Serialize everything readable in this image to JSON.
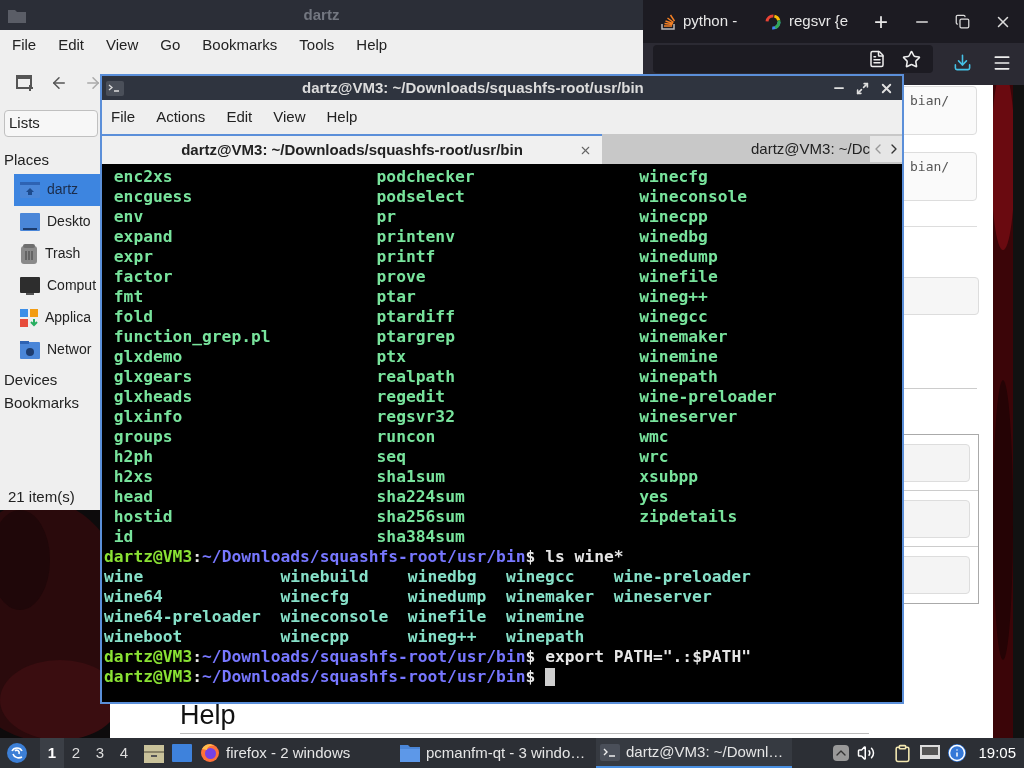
{
  "file_manager": {
    "title": "dartz",
    "menu": [
      "File",
      "Edit",
      "View",
      "Go",
      "Bookmarks",
      "Tools",
      "Help"
    ],
    "view_selector": "Lists",
    "places_heading": "Places",
    "places": [
      {
        "label": "dartz",
        "kind": "home",
        "selected": true
      },
      {
        "label": "Deskto",
        "kind": "desktop",
        "selected": false
      },
      {
        "label": "Trash",
        "kind": "trash",
        "selected": false
      },
      {
        "label": "Comput",
        "kind": "computer",
        "selected": false
      },
      {
        "label": "Applica",
        "kind": "apps",
        "selected": false
      },
      {
        "label": "Networ",
        "kind": "network",
        "selected": false
      }
    ],
    "sections": [
      "Devices",
      "Bookmarks"
    ],
    "status": "21 item(s)"
  },
  "browser": {
    "tabs": [
      {
        "label": "python -",
        "kind": "stack"
      },
      {
        "label": "regsvr {e",
        "kind": "google"
      }
    ],
    "new_tab": "+",
    "snippets": [
      "bian/",
      "bian/"
    ],
    "heading": "Help"
  },
  "terminal": {
    "title": "dartz@VM3: ~/Downloads/squashfs-root/usr/bin",
    "menu": [
      "File",
      "Actions",
      "Edit",
      "View",
      "Help"
    ],
    "tabs": [
      {
        "label": "dartz@VM3: ~/Downloads/squashfs-root/usr/bin",
        "selected": true
      },
      {
        "label": "dartz@VM3: ~/Dc",
        "selected": false
      }
    ],
    "output": [
      {
        "kind": "wide_listing",
        "columns": [
          [
            "enc2xs",
            "encguess",
            "env",
            "expand",
            "expr",
            "factor",
            "fmt",
            "fold",
            "function_grep.pl",
            "glxdemo",
            "glxgears",
            "glxheads",
            "glxinfo",
            "groups",
            "h2ph",
            "h2xs",
            "head",
            "hostid",
            "id"
          ],
          [
            "podchecker",
            "podselect",
            "pr",
            "printenv",
            "printf",
            "prove",
            "ptar",
            "ptardiff",
            "ptargrep",
            "ptx",
            "realpath",
            "regedit",
            "regsvr32",
            "runcon",
            "seq",
            "sha1sum",
            "sha224sum",
            "sha256sum",
            "sha384sum"
          ],
          [
            "winecfg",
            "wineconsole",
            "winecpp",
            "winedbg",
            "winedump",
            "winefile",
            "wineg++",
            "winegcc",
            "winemaker",
            "winemine",
            "winepath",
            "wine-preloader",
            "wineserver",
            "wmc",
            "wrc",
            "xsubpp",
            "yes",
            "zipdetails"
          ]
        ]
      },
      {
        "kind": "prompt",
        "cursor": false,
        "parts": [
          {
            "text": "dartz@VM3",
            "kind": "user"
          },
          {
            "text": ":",
            "kind": "plain"
          },
          {
            "text": "~/Downloads/squashfs-root/usr/bin",
            "kind": "path"
          },
          {
            "text": "$ ls wine*",
            "kind": "plain"
          }
        ]
      },
      {
        "kind": "listing",
        "columns": [
          [
            "wine",
            "wine64",
            "wine64-preloader",
            "wineboot"
          ],
          [
            "winebuild",
            "winecfg",
            "wineconsole",
            "winecpp"
          ],
          [
            "winedbg",
            "winedump",
            "winefile",
            "wineg++"
          ],
          [
            "winegcc",
            "winemaker",
            "winemine",
            "winepath"
          ],
          [
            "wine-preloader",
            "wineserver"
          ]
        ]
      },
      {
        "kind": "prompt",
        "cursor": false,
        "parts": [
          {
            "text": "dartz@VM3",
            "kind": "user"
          },
          {
            "text": ":",
            "kind": "plain"
          },
          {
            "text": "~/Downloads/squashfs-root/usr/bin",
            "kind": "path"
          },
          {
            "text": "$ export PATH=\".:$PATH\"",
            "kind": "plain"
          }
        ]
      },
      {
        "kind": "prompt",
        "cursor": true,
        "parts": [
          {
            "text": "dartz@VM3",
            "kind": "user"
          },
          {
            "text": ":",
            "kind": "plain"
          },
          {
            "text": "~/Downloads/squashfs-root/usr/bin",
            "kind": "path"
          },
          {
            "text": "$ ",
            "kind": "plain"
          }
        ]
      }
    ]
  },
  "taskbar": {
    "workspaces": [
      {
        "label": "1",
        "selected": true
      },
      {
        "label": "2",
        "selected": false
      },
      {
        "label": "3",
        "selected": false
      },
      {
        "label": "4",
        "selected": false
      }
    ],
    "tasks": [
      {
        "label": "firefox - 2 windows",
        "kind": "firefox",
        "selected": false
      },
      {
        "label": "pcmanfm-qt - 3 windo…",
        "kind": "folder",
        "selected": false
      },
      {
        "label": "dartz@VM3: ~/Downl…",
        "kind": "terminal",
        "selected": true
      }
    ],
    "clock": "19:05"
  }
}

> **What is asked**
Lines of the material that contain the word "firefox" are to be gathered.

> **Final answer**
        "label": "firefox - 2 windows",
        "kind": "firefox",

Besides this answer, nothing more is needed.